From the material below, list every line containing "phối".
"""
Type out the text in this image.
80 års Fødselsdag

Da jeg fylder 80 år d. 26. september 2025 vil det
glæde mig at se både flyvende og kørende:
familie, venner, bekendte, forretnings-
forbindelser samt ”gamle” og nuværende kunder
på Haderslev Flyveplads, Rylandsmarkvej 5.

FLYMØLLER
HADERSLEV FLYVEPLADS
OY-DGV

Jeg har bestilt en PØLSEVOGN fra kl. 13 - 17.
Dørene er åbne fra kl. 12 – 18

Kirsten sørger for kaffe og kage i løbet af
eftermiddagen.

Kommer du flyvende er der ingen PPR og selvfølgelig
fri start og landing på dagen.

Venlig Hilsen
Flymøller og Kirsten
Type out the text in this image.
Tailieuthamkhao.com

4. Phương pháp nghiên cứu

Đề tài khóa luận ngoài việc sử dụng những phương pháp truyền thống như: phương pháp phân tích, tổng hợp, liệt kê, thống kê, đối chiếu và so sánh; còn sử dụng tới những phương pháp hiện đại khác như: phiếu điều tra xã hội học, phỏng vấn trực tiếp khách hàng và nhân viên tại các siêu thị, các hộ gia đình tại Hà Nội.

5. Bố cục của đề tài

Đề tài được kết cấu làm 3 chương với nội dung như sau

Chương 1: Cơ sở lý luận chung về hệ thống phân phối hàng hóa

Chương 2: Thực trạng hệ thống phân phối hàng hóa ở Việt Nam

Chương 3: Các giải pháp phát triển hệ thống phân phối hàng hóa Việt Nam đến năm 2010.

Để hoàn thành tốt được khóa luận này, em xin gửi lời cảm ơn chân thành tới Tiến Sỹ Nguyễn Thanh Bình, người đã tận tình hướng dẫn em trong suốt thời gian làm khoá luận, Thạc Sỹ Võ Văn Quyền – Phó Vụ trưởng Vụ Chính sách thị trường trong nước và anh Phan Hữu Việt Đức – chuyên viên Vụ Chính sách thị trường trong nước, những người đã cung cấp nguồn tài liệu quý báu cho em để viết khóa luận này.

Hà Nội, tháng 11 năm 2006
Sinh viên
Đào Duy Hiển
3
"""
*Task solution:*
Chương 1: Cơ sở lý luận chung về hệ thống phân phối hàng hóa
Chương 2: Thực trạng hệ thống phân phối hàng hóa ở Việt Nam
Chương 3: Các giải pháp phát triển hệ thống phân phối hàng hóa Việt Nam đến năm 2010.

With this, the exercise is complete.